====== Material for this exercise ======

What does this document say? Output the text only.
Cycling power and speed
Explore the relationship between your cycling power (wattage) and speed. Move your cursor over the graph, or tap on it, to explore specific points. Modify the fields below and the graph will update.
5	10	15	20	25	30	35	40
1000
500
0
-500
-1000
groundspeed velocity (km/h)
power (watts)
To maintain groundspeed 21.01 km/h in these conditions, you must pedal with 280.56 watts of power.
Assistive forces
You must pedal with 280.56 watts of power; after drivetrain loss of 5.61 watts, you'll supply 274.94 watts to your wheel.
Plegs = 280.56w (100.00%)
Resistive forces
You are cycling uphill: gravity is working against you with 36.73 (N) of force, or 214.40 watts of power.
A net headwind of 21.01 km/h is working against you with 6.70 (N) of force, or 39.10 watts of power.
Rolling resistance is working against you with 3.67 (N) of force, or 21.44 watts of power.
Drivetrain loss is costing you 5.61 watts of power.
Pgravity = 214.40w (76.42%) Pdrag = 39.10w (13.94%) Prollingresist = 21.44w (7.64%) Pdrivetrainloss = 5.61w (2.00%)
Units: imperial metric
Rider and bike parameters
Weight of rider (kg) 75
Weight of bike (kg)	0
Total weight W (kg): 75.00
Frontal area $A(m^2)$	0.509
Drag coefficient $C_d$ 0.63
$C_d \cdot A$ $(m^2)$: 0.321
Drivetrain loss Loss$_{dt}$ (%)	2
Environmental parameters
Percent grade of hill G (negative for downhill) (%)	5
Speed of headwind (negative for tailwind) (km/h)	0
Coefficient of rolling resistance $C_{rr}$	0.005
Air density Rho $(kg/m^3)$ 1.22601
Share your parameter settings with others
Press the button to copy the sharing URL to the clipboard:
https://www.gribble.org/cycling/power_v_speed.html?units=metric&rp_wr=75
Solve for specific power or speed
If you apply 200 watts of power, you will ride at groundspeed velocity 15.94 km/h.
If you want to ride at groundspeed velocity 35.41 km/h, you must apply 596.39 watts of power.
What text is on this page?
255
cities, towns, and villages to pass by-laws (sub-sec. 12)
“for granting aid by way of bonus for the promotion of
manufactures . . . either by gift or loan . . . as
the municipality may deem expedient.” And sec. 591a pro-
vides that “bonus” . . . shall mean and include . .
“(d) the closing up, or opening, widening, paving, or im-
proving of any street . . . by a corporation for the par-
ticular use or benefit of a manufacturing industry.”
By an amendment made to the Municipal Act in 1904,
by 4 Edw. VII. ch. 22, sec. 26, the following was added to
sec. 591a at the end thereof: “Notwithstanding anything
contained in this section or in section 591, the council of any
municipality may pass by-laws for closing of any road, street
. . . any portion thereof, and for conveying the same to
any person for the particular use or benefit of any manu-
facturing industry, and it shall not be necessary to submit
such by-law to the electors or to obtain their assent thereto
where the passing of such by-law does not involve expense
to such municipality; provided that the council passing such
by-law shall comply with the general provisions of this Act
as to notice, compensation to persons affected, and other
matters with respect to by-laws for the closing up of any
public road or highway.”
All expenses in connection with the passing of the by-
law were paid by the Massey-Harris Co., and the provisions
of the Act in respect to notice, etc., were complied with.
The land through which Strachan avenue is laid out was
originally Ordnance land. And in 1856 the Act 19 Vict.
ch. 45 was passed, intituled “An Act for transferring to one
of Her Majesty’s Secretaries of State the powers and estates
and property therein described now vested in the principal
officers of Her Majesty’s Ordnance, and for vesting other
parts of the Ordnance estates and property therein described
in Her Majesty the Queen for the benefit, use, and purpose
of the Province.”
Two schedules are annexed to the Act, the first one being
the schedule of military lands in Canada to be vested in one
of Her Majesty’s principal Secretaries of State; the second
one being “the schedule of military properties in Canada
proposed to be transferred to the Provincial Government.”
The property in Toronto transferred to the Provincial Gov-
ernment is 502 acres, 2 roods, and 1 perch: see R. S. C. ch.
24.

======

List every line above that contains the word "Ordnance".

• _Answer to the task_
originally Ordnance land. And in 1856 the Act 19 Vict.
officers of Her Majesty’s Ordnance, and for vesting other
parts of the Ordnance estates and property therein described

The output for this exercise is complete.